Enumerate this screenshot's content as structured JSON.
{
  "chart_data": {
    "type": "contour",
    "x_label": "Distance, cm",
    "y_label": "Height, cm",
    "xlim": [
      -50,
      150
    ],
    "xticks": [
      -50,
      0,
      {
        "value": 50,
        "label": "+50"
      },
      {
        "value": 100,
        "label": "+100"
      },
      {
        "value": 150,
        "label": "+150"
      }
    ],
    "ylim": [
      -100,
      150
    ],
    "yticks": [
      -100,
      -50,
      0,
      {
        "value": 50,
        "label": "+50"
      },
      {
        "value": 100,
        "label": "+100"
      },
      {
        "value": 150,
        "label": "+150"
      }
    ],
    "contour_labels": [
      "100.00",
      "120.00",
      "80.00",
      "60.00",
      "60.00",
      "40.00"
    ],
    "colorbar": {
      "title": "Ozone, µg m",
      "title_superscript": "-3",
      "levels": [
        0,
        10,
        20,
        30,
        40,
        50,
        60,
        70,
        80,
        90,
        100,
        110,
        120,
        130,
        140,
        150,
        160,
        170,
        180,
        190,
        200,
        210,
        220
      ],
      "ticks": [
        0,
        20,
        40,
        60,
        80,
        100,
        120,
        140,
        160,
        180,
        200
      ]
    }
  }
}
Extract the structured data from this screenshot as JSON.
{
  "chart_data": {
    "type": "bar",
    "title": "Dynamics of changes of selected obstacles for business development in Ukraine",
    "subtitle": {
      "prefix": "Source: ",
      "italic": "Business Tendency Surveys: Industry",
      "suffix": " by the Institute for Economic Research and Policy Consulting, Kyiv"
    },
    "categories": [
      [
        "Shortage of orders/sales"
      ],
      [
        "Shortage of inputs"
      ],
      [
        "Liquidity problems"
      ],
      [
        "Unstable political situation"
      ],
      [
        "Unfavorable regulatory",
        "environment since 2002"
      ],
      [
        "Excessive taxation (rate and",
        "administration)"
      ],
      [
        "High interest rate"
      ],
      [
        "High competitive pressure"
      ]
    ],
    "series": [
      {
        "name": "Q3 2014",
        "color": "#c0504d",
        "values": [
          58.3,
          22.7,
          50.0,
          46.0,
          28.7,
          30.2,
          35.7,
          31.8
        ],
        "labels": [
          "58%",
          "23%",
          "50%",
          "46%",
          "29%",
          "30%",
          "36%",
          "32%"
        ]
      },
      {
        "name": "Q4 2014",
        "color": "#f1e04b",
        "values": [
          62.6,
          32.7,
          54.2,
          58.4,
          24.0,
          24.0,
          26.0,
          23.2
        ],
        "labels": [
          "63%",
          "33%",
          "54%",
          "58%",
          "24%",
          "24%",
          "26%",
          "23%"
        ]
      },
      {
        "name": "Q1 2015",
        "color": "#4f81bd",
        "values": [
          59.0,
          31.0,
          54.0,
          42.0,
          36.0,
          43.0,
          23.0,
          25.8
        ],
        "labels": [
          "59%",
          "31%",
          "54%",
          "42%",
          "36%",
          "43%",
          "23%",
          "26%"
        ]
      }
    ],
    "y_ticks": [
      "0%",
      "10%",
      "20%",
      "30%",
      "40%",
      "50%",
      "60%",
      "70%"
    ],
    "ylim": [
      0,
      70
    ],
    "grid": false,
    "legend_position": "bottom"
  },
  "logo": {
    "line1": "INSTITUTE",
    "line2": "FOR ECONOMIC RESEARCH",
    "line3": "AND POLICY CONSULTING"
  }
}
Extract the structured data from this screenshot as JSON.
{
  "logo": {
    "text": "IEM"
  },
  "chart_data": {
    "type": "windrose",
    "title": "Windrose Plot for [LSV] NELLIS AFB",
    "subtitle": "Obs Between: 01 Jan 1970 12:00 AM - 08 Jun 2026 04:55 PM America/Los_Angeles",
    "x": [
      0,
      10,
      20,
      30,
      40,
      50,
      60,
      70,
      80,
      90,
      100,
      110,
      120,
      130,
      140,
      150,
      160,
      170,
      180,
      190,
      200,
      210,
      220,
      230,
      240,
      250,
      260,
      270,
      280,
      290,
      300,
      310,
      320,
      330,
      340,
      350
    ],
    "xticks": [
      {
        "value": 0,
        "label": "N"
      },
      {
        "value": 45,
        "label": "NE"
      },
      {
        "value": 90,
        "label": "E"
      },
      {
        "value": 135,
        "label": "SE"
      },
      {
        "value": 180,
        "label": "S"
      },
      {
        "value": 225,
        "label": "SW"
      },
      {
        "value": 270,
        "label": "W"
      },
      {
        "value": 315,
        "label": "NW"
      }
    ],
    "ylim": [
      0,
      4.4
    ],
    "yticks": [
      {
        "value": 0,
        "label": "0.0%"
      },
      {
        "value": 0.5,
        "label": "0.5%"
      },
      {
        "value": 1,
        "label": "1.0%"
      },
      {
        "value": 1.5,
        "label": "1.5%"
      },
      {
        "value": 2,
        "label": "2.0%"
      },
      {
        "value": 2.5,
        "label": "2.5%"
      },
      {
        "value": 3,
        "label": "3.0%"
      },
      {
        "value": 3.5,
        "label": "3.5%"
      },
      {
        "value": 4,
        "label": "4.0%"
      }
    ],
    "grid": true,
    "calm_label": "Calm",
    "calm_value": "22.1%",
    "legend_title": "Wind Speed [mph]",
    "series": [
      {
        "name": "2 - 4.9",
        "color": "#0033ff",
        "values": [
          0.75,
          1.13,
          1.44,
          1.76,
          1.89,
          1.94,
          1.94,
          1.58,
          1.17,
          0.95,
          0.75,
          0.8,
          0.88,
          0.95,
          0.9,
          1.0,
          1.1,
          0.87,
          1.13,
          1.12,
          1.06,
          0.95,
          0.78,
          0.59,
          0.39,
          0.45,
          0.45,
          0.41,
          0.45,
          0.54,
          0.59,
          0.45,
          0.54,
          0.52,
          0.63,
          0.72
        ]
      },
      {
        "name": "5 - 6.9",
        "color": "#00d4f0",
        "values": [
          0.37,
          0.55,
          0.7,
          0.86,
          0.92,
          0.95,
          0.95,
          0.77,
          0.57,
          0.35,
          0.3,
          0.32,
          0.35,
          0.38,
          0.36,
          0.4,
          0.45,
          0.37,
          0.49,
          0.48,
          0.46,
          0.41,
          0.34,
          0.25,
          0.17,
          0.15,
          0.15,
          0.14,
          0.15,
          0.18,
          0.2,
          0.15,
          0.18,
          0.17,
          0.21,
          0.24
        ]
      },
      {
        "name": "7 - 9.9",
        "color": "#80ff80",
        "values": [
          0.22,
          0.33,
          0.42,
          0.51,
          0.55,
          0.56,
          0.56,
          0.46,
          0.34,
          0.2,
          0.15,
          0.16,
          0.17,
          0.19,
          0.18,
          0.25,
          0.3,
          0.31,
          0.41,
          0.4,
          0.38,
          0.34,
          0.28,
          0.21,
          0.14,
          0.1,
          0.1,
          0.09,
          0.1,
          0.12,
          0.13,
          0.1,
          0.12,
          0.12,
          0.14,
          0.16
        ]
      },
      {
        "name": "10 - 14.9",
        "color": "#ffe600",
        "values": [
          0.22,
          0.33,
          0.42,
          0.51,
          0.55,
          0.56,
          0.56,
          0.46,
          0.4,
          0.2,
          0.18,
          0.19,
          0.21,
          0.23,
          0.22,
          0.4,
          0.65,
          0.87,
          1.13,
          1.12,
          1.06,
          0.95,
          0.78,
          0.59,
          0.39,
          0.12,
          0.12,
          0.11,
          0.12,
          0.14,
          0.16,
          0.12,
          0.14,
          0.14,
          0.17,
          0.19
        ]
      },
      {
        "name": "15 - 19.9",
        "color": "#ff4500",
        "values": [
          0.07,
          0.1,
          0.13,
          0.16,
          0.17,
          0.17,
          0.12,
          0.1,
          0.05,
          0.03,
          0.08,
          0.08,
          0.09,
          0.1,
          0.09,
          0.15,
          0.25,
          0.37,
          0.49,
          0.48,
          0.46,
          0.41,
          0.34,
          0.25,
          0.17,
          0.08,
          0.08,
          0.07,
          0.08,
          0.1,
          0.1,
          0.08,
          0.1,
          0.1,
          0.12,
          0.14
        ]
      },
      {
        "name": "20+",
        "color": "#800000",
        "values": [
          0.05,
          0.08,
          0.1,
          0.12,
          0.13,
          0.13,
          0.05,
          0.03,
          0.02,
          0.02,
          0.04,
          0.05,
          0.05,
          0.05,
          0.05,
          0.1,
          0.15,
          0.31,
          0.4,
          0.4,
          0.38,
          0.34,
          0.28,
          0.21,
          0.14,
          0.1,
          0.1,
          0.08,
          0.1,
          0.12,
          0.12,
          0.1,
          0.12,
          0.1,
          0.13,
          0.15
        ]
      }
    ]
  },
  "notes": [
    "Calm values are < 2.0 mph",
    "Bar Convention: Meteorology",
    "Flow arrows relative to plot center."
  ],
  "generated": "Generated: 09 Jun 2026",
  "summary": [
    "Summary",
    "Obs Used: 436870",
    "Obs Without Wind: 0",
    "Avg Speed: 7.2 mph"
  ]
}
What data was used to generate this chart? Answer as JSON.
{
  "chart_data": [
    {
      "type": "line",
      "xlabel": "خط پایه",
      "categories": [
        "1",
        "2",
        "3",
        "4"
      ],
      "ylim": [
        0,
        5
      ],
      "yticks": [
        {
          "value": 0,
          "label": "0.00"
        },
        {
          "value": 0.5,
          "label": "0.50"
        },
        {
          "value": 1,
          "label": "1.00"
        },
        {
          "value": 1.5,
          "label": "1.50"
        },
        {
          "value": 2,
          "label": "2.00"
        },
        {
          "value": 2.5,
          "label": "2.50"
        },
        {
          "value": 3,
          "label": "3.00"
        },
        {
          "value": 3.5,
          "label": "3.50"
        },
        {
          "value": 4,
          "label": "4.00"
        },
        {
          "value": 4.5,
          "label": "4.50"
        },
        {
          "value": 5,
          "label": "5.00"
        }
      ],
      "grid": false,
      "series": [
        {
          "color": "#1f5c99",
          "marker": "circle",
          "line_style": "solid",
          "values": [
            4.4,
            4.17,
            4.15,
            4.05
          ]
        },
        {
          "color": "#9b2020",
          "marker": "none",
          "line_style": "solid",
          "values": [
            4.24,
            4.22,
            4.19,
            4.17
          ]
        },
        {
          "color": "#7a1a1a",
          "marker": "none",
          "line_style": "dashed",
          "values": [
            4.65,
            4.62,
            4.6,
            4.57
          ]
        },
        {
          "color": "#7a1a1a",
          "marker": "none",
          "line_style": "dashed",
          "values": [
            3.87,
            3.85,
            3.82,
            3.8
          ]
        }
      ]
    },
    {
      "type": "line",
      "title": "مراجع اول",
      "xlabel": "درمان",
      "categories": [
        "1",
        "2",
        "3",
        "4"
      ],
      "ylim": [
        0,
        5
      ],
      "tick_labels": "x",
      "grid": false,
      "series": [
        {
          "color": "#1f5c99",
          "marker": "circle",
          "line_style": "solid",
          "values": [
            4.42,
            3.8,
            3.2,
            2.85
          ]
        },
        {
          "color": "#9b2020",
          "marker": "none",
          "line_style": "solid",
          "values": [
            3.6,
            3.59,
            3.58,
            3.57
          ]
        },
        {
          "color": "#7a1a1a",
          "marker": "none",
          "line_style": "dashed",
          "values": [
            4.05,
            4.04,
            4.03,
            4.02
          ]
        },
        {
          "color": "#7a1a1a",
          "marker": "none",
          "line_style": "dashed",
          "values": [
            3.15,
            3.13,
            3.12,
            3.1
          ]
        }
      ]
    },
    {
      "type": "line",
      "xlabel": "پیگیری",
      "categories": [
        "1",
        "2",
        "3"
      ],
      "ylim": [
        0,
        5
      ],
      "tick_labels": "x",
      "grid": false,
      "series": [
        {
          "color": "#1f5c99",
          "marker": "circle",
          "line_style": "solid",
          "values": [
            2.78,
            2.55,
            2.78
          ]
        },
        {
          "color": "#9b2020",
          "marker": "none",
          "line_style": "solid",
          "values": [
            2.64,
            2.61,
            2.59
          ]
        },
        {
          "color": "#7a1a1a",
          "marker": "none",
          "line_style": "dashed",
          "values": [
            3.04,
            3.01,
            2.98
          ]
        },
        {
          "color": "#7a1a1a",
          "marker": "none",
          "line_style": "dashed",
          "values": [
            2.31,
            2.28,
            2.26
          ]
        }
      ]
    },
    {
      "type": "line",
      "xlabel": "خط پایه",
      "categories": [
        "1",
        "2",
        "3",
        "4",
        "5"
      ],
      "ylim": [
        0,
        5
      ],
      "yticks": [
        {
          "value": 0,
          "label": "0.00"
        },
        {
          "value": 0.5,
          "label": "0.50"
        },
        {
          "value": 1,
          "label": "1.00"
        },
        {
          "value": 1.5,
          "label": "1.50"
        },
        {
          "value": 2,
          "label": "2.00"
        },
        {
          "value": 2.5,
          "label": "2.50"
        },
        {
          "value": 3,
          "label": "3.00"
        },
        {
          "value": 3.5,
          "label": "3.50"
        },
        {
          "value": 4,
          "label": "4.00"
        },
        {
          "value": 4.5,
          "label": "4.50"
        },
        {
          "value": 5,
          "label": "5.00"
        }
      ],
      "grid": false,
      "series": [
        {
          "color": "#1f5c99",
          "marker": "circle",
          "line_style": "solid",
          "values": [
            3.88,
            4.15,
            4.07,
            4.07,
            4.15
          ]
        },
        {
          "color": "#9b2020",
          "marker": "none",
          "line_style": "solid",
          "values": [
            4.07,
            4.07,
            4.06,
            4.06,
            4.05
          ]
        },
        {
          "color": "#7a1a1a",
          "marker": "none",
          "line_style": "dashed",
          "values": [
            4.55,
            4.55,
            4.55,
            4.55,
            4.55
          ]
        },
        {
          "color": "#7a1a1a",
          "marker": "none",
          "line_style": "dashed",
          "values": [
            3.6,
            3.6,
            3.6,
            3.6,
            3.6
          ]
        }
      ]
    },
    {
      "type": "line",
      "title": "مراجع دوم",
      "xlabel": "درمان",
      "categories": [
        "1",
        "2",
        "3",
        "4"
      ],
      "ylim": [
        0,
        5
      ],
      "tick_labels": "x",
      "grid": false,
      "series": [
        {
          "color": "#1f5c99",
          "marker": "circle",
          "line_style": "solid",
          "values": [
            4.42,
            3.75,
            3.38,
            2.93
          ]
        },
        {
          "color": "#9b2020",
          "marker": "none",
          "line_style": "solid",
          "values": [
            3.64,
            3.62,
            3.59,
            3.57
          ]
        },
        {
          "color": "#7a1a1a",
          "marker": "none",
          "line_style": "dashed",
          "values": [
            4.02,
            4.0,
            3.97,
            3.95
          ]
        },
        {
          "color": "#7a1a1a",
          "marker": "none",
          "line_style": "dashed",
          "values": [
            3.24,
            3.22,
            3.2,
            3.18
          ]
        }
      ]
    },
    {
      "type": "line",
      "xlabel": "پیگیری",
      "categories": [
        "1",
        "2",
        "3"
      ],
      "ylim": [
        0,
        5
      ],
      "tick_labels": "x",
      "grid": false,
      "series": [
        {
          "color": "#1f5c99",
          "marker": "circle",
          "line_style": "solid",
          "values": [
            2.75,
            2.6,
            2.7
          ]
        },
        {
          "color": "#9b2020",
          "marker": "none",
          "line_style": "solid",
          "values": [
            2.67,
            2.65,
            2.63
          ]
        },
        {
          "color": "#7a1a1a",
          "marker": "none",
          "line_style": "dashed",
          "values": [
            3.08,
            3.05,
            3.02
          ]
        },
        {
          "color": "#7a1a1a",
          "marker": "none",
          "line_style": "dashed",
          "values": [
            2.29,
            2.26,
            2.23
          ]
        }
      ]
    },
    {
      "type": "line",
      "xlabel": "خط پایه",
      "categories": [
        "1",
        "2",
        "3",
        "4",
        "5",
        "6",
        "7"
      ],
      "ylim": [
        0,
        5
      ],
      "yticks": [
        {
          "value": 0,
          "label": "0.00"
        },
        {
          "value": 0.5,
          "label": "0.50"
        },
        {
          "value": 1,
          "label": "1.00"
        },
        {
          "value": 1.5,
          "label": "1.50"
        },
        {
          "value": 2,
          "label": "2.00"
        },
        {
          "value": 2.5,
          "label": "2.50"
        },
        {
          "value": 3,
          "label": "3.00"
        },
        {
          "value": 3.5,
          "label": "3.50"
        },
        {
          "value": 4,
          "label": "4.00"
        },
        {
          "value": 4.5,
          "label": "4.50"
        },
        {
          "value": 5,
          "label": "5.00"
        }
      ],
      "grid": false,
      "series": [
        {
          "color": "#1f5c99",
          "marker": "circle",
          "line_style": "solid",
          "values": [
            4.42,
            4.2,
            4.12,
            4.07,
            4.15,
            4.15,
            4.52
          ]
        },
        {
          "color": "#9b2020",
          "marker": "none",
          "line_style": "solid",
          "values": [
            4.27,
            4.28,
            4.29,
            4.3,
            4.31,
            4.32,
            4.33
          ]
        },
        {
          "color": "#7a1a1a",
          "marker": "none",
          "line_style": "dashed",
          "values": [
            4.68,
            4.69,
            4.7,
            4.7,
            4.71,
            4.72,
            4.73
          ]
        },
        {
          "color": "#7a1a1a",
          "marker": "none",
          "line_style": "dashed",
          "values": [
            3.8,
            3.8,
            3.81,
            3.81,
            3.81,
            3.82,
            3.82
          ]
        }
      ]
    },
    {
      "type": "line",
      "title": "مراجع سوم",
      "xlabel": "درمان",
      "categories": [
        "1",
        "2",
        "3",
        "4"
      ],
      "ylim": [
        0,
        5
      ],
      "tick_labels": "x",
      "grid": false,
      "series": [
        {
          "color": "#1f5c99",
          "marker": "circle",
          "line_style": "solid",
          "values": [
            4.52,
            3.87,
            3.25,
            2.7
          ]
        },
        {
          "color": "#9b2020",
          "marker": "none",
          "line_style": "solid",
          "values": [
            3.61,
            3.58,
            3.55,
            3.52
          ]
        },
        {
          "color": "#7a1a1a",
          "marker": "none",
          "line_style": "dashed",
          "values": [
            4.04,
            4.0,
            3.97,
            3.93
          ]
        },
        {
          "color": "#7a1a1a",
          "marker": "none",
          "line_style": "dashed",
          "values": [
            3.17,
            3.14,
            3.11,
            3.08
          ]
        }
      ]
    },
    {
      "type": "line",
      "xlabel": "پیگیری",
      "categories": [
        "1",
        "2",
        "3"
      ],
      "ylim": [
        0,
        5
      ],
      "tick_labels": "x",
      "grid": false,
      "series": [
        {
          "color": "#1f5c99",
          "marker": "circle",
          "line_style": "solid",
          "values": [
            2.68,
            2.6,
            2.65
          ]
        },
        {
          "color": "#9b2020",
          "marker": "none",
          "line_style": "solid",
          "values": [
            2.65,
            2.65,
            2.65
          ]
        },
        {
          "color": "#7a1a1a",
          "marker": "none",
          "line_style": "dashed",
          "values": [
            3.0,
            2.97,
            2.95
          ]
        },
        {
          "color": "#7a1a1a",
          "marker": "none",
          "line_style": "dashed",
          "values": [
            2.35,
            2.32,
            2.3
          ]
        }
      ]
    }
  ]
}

========

* **The task**
Find each line holding "JSON". Copy it out.

* **Exercise response**
Enumerate this screenshot's content as structured JSON.
Extract the structured data from this screenshot as JSON.
Extract the structured data from this screenshot as JSON.
What data was used to generate this chart? Answer as JSON.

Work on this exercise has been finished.